◆ Stated problem
Can you write out the whole listing exactly?

◆ Exercise material
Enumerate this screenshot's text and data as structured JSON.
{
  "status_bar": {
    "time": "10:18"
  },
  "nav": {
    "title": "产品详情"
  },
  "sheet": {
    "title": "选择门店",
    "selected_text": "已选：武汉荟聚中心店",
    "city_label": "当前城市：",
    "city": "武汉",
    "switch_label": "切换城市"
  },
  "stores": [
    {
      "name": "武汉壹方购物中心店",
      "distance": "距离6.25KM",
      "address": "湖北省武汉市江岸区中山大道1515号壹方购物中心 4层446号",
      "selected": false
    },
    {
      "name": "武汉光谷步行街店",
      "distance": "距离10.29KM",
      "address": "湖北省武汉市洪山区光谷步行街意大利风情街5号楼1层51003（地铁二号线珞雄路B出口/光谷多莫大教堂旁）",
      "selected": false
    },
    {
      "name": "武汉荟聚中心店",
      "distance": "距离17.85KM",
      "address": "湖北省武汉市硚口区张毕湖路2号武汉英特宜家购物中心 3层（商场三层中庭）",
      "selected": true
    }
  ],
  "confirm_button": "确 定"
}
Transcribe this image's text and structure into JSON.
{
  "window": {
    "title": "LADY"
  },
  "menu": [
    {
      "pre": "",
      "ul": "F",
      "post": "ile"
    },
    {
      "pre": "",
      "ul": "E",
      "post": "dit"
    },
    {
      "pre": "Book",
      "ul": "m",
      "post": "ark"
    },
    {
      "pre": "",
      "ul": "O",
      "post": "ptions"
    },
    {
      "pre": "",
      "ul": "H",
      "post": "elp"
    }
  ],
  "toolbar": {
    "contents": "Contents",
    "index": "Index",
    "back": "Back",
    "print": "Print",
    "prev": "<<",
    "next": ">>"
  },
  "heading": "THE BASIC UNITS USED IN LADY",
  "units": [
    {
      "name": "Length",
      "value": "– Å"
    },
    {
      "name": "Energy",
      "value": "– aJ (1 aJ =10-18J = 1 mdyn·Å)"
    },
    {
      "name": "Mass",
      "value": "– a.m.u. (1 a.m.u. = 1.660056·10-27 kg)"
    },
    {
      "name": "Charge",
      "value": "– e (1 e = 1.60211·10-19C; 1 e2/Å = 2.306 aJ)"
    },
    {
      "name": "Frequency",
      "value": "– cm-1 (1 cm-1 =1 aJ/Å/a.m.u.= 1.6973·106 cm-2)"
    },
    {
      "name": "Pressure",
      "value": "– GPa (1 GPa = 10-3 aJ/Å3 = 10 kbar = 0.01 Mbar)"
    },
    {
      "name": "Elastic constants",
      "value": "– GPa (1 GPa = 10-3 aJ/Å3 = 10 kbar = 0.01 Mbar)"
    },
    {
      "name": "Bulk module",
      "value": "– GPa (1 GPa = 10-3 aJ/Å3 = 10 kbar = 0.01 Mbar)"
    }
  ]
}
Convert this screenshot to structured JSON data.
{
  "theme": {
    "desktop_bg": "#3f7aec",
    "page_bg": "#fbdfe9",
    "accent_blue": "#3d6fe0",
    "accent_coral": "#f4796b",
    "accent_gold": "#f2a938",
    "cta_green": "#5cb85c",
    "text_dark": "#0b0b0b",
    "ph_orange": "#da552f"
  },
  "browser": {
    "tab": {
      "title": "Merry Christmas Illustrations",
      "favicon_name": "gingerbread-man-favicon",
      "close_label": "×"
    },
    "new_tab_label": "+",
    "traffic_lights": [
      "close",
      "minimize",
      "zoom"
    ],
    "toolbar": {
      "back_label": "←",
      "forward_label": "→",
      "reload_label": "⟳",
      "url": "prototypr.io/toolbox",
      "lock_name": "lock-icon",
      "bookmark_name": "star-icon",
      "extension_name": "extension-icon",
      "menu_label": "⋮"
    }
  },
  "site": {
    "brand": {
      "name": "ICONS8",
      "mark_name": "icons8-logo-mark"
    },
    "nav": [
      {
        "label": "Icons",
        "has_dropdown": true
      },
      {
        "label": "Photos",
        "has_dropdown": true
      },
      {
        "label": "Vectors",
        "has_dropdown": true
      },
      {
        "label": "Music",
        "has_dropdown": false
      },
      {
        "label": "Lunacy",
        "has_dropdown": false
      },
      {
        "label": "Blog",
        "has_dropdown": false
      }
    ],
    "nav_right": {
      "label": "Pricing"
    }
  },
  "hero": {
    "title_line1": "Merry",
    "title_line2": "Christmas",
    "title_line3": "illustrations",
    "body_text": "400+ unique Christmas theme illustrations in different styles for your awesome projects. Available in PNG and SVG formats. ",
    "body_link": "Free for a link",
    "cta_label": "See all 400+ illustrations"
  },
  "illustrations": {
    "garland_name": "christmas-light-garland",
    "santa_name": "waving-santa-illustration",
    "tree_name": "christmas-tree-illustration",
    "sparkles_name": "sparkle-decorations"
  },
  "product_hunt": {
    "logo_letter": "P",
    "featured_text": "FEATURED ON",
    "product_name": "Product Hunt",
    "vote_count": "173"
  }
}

◆ Written reply
Enumerate this screenshot's text and data as structured JSON.
{
  "status_bar": {
    "time": "10:18"
  },
  "nav": {
    "title": "产品详情"
  },
  "sheet": {
    "title": "选择门店",
    "selected_text": "已选：武汉荟聚中心店",
    "city_label": "当前城市：",
    "city": "武汉",
    "switch_label": "切换城市"
  },
  "stores": [
    {
      "name": "武汉壹方购物中心店",
      "distance": "距离6.25KM",
      "address": "湖北省武汉市江岸区中山大道1515号壹方购物中心 4层446号",
      "selected": false
    },
    {
      "name": "武汉光谷步行街店",
      "distance": "距离10.29KM",
      "address": "湖北省武汉市洪山区光谷步行街意大利风情街5号楼1层51003（地铁二号线珞雄路B出口/光谷多莫大教堂旁）",
      "selected": false
    },
    {
      "name": "武汉荟聚中心店",
      "distance": "距离17.85KM",
      "address": "湖北省武汉市硚口区张毕湖路2号武汉英特宜家购物中心 3层（商场三层中庭）",
      "selected": true
    }
  ],
  "confirm_button": "确 定"
}
Transcribe this image's text and structure into JSON.
{
  "window": {
    "title": "LADY"
  },
  "menu": [
    {
      "pre": "",
      "ul": "F",
      "post": "ile"
    },
    {
      "pre": "",
      "ul": "E",
      "post": "dit"
    },
    {
      "pre": "Book",
      "ul": "m",
      "post": "ark"
    },
    {
      "pre": "",
      "ul": "O",
      "post": "ptions"
    },
    {
      "pre": "",
      "ul": "H",
      "post": "elp"
    }
  ],
  "toolbar": {
    "contents": "Contents",
    "index": "Index",
    "back": "Back",
    "print": "Print",
    "prev": "<<",
    "next": ">>"
  },
  "heading": "THE BASIC UNITS USED IN LADY",
  "units": [
    {
      "name": "Length",
      "value": "– Å"
    },
    {
      "name": "Energy",
      "value": "– aJ (1 aJ =10-18J = 1 mdyn·Å)"
    },
    {
      "name": "Mass",
      "value": "– a.m.u. (1 a.m.u. = 1.660056·10-27 kg)"
    },
    {
      "name": "Charge",
      "value": "– e (1 e = 1.60211·10-19C; 1 e2/Å = 2.306 aJ)"
    },
    {
      "name": "Frequency",
      "value": "– cm-1 (1 cm-1 =1 aJ/Å/a.m.u.= 1.6973·106 cm-2)"
    },
    {
      "name": "Pressure",
      "value": "– GPa (1 GPa = 10-3 aJ/Å3 = 10 kbar = 0.01 Mbar)"
    },
    {
      "name": "Elastic constants",
      "value": "– GPa (1 GPa = 10-3 aJ/Å3 = 10 kbar = 0.01 Mbar)"
    },
    {
      "name": "Bulk module",
      "value": "– GPa (1 GPa = 10-3 aJ/Å3 = 10 kbar = 0.01 Mbar)"
    }
  ]
}
Convert this screenshot to structured JSON data.
{
  "theme": {
    "desktop_bg": "#3f7aec",
    "page_bg": "#fbdfe9",
    "accent_blue": "#3d6fe0",
    "accent_coral": "#f4796b",
    "accent_gold": "#f2a938",
    "cta_green": "#5cb85c",
    "text_dark": "#0b0b0b",
    "ph_orange": "#da552f"
  },
  "browser": {
    "tab": {
      "title": "Merry Christmas Illustrations",
      "favicon_name": "gingerbread-man-favicon",
      "close_label": "×"
    },
    "new_tab_label": "+",
    "traffic_lights": [
      "close",
      "minimize",
      "zoom"
    ],
    "toolbar": {
      "back_label": "←",
      "forward_label": "→",
      "reload_label": "⟳",
      "url": "prototypr.io/toolbox",
      "lock_name": "lock-icon",
      "bookmark_name": "star-icon",
      "extension_name": "extension-icon",
      "menu_label": "⋮"
    }
  },
  "site": {
    "brand": {
      "name": "ICONS8",
      "mark_name": "icons8-logo-mark"
    },
    "nav": [
      {
        "label": "Icons",
        "has_dropdown": true
      },
      {
        "label": "Photos",
        "has_dropdown": true
      },
      {
        "label": "Vectors",
        "has_dropdown": true
      },
      {
        "label": "Music",
        "has_dropdown": false
      },
      {
        "label": "Lunacy",
        "has_dropdown": false
      },
      {
        "label": "Blog",
        "has_dropdown": false
      }
    ],
    "nav_right": {
      "label": "Pricing"
    }
  },
  "hero": {
    "title_line1": "Merry",
    "title_line2": "Christmas",
    "title_line3": "illustrations",
    "body_text": "400+ unique Christmas theme illustrations in different styles for your awesome projects. Available in PNG and SVG formats. ",
    "body_link": "Free for a link",
    "cta_label": "See all 400+ illustrations"
  },
  "illustrations": {
    "garland_name": "christmas-light-garland",
    "santa_name": "waving-santa-illustration",
    "tree_name": "christmas-tree-illustration",
    "sparkles_name": "sparkle-decorations"
  },
  "product_hunt": {
    "logo_letter": "P",
    "featured_text": "FEATURED ON",
    "product_name": "Product Hunt",
    "vote_count": "173"
  }
}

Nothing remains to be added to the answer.